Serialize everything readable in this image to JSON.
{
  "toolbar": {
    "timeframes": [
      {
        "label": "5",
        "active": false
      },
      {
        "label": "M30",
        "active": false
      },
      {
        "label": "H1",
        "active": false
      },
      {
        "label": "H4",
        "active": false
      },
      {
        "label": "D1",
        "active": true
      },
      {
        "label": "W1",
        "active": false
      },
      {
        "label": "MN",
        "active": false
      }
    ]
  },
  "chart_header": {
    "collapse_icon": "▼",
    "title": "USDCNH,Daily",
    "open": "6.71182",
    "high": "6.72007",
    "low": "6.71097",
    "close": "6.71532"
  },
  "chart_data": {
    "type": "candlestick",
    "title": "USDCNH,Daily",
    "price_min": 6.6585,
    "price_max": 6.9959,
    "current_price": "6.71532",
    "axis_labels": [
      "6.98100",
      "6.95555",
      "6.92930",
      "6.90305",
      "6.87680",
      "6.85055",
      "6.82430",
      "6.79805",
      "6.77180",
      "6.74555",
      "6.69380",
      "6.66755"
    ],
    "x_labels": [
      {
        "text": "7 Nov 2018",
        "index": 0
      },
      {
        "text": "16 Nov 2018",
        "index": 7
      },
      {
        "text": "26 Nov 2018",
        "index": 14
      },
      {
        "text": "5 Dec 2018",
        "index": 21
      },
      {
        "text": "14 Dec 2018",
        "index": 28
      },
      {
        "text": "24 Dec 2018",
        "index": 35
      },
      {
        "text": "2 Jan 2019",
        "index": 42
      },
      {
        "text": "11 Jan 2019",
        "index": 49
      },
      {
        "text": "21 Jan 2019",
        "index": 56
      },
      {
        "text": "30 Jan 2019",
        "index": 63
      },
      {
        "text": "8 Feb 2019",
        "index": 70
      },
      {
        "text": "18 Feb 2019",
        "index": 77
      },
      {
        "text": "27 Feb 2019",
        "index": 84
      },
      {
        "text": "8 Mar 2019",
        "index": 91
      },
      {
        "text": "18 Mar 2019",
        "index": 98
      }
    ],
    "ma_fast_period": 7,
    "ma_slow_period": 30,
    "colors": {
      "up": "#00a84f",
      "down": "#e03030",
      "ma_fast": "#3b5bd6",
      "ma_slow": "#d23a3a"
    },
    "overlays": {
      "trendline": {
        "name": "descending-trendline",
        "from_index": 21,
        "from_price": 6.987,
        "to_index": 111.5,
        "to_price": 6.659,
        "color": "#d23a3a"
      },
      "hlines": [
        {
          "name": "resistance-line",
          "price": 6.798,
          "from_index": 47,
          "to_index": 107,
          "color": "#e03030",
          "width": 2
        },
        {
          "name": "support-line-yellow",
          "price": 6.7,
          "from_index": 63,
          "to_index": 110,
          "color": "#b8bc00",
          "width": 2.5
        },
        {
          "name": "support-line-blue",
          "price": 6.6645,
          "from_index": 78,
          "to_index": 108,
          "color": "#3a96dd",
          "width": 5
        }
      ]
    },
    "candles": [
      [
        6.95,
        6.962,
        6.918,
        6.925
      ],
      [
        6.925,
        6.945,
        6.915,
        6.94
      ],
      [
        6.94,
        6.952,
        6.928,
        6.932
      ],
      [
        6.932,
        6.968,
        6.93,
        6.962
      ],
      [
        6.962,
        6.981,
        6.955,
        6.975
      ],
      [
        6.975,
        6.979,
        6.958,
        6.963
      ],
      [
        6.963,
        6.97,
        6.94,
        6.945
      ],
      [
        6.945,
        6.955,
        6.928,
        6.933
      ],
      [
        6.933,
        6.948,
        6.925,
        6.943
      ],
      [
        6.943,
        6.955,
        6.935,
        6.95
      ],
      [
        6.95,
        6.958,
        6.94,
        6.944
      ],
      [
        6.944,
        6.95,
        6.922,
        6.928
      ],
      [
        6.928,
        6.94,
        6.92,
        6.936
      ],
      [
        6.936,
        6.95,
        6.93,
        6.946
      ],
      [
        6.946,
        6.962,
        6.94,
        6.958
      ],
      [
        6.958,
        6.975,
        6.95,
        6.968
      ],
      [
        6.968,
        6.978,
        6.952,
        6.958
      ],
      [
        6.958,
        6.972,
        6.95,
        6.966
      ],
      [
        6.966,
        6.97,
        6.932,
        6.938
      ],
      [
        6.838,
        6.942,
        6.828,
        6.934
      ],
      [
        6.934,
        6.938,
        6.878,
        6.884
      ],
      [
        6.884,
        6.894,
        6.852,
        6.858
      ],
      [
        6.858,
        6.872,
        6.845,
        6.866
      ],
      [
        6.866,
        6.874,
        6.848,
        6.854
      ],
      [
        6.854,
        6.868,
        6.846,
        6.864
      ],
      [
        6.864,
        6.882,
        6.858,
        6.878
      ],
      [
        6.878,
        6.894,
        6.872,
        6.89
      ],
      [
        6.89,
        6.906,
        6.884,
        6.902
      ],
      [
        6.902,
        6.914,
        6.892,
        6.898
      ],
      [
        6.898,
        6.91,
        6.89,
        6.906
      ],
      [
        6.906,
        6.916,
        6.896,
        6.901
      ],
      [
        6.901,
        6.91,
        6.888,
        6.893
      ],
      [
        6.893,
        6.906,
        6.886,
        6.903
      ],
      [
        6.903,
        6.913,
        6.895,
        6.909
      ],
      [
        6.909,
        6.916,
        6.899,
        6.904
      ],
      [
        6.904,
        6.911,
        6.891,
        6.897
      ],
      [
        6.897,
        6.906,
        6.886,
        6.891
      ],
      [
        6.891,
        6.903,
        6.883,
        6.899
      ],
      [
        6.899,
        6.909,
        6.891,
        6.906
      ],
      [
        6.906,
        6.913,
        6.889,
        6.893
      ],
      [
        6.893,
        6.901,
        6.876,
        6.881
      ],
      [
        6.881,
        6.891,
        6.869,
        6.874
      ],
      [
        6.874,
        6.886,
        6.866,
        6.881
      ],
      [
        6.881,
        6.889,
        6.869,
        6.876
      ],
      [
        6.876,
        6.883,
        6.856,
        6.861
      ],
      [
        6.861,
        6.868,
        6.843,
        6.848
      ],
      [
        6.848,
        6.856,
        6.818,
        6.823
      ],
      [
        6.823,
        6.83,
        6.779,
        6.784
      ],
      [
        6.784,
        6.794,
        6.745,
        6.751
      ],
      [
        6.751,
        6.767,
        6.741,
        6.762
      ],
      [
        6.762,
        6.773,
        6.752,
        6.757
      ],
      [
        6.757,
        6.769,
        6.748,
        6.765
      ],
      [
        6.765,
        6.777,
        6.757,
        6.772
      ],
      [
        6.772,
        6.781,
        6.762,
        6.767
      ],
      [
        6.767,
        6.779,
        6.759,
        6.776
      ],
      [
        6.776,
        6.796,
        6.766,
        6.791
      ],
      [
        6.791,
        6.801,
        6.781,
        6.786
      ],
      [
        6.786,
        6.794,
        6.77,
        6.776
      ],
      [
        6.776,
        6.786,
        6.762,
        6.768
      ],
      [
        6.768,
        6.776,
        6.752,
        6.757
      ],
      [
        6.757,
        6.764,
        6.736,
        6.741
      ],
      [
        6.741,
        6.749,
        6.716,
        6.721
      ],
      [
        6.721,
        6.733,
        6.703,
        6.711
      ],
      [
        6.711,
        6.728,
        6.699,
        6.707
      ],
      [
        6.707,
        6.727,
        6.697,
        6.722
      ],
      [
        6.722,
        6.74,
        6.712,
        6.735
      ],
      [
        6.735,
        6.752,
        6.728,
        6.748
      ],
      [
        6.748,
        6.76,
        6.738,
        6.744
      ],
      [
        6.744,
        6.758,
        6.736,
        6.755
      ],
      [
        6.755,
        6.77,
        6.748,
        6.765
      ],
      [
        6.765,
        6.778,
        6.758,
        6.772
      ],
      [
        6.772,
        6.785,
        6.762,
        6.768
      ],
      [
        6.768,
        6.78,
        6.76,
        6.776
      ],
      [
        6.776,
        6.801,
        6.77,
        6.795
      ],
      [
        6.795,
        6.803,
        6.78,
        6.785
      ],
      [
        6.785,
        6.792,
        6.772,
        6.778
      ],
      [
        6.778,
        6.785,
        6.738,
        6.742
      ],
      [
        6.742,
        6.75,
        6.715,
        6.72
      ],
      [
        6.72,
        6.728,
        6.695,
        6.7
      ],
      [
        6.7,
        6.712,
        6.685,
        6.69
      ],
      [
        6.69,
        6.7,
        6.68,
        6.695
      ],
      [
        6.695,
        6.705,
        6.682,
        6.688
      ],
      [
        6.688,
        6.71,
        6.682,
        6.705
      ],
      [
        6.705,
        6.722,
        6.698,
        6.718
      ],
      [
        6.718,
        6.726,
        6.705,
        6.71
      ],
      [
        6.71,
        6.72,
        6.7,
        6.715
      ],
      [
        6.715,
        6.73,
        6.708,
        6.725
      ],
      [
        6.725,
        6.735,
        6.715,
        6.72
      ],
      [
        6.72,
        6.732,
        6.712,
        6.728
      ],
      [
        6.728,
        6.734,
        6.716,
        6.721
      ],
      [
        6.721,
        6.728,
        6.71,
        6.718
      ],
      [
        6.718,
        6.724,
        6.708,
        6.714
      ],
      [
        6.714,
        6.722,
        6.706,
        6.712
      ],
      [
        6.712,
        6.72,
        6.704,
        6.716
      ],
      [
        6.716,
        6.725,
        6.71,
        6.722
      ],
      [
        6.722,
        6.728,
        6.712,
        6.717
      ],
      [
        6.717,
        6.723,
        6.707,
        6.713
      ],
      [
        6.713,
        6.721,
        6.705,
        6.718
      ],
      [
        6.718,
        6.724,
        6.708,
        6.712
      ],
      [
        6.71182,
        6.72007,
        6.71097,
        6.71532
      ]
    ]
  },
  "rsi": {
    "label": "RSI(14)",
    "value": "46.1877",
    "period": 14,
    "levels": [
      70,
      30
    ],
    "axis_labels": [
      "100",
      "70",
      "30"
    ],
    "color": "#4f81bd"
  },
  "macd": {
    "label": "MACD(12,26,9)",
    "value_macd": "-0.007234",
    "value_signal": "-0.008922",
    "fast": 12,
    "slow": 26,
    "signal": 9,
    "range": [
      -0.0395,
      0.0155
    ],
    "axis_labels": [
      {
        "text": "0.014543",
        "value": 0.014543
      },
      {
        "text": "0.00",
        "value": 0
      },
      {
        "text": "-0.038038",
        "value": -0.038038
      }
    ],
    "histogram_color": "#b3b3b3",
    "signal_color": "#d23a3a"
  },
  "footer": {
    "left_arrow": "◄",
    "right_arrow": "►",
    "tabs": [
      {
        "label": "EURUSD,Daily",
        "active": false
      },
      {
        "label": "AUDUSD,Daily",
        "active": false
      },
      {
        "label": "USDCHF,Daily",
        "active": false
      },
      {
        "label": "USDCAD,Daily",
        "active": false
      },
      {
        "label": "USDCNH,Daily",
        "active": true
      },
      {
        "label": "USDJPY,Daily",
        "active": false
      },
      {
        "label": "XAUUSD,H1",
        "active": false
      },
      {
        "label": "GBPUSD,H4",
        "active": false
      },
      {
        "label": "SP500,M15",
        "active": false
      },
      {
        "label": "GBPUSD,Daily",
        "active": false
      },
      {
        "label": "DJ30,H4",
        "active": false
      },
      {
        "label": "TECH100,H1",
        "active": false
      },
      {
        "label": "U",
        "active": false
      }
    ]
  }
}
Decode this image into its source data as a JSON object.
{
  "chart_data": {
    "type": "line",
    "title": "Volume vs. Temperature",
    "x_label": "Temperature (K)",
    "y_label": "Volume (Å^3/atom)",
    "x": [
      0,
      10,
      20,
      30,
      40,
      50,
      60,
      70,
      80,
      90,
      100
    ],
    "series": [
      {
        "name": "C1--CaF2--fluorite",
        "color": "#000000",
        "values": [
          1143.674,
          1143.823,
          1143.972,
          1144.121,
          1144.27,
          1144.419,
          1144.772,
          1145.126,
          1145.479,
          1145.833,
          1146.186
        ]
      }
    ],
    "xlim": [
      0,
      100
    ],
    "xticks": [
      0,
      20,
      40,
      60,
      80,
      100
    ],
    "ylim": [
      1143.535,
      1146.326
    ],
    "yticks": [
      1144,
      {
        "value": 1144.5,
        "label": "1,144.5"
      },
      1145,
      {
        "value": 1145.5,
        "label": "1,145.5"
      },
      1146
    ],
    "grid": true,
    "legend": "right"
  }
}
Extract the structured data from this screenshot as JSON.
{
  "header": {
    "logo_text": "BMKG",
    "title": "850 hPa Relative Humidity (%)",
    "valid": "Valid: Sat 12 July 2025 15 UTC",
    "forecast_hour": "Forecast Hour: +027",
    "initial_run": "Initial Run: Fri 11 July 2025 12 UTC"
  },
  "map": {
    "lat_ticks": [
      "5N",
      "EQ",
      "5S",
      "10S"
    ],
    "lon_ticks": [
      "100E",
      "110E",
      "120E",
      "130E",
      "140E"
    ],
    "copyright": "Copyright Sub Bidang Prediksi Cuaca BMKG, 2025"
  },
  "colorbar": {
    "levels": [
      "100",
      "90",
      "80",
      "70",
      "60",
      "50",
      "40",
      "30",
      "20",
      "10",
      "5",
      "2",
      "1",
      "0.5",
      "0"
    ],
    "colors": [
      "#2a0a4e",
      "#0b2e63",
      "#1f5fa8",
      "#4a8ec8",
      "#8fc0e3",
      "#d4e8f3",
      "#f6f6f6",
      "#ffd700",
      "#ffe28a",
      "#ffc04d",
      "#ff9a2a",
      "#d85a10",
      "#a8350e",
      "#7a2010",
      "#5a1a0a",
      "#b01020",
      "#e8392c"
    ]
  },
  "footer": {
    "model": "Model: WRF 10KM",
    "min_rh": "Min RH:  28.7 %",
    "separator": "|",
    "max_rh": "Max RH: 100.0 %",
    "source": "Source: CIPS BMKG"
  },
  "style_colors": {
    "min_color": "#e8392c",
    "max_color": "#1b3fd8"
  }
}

Given problem
Pull out each line of the entries that contains "trendline".

Solution to this problem
      "trendline": {
        "name": "descending-trendline",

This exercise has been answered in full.